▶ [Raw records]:

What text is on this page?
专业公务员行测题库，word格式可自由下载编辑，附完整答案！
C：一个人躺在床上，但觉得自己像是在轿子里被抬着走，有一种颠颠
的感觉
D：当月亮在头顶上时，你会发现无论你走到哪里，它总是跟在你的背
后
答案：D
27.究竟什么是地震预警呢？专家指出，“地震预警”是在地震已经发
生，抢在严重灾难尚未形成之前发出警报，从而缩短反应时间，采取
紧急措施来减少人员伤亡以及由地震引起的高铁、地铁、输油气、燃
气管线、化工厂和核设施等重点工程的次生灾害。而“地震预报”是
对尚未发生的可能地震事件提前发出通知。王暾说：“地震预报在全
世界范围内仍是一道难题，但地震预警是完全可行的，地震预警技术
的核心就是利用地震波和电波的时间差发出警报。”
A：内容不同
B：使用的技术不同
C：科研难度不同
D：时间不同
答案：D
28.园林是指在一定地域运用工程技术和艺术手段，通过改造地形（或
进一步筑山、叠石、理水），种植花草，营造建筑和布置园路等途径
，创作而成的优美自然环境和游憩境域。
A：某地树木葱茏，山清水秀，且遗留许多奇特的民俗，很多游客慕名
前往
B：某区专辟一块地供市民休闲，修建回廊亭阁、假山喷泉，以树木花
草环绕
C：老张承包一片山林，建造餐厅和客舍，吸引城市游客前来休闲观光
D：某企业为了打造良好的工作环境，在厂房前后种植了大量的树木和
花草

▶ [REQUIREMENTS]: Exactly reproduce every record.

▶ [FULL RESPONSE]:
What text is on this page?
专业公务员行测题库，word格式可自由下载编辑，附完整答案！
C：一个人躺在床上，但觉得自己像是在轿子里被抬着走，有一种颠颠
的感觉
D：当月亮在头顶上时，你会发现无论你走到哪里，它总是跟在你的背
后
答案：D
27.究竟什么是地震预警呢？专家指出，“地震预警”是在地震已经发
生，抢在严重灾难尚未形成之前发出警报，从而缩短反应时间，采取
紧急措施来减少人员伤亡以及由地震引起的高铁、地铁、输油气、燃
气管线、化工厂和核设施等重点工程的次生灾害。而“地震预报”是
对尚未发生的可能地震事件提前发出通知。王暾说：“地震预报在全
世界范围内仍是一道难题，但地震预警是完全可行的，地震预警技术
的核心就是利用地震波和电波的时间差发出警报。”
A：内容不同
B：使用的技术不同
C：科研难度不同
D：时间不同
答案：D
28.园林是指在一定地域运用工程技术和艺术手段，通过改造地形（或
进一步筑山、叠石、理水），种植花草，营造建筑和布置园路等途径
，创作而成的优美自然环境和游憩境域。
A：某地树木葱茏，山清水秀，且遗留许多奇特的民俗，很多游客慕名
前往
B：某区专辟一块地供市民休闲，修建回廊亭阁、假山喷泉，以树木花
草环绕
C：老张承包一片山林，建造餐厅和客舍，吸引城市游客前来休闲观光
D：某企业为了打造良好的工作环境，在厂房前后种植了大量的树木和
花草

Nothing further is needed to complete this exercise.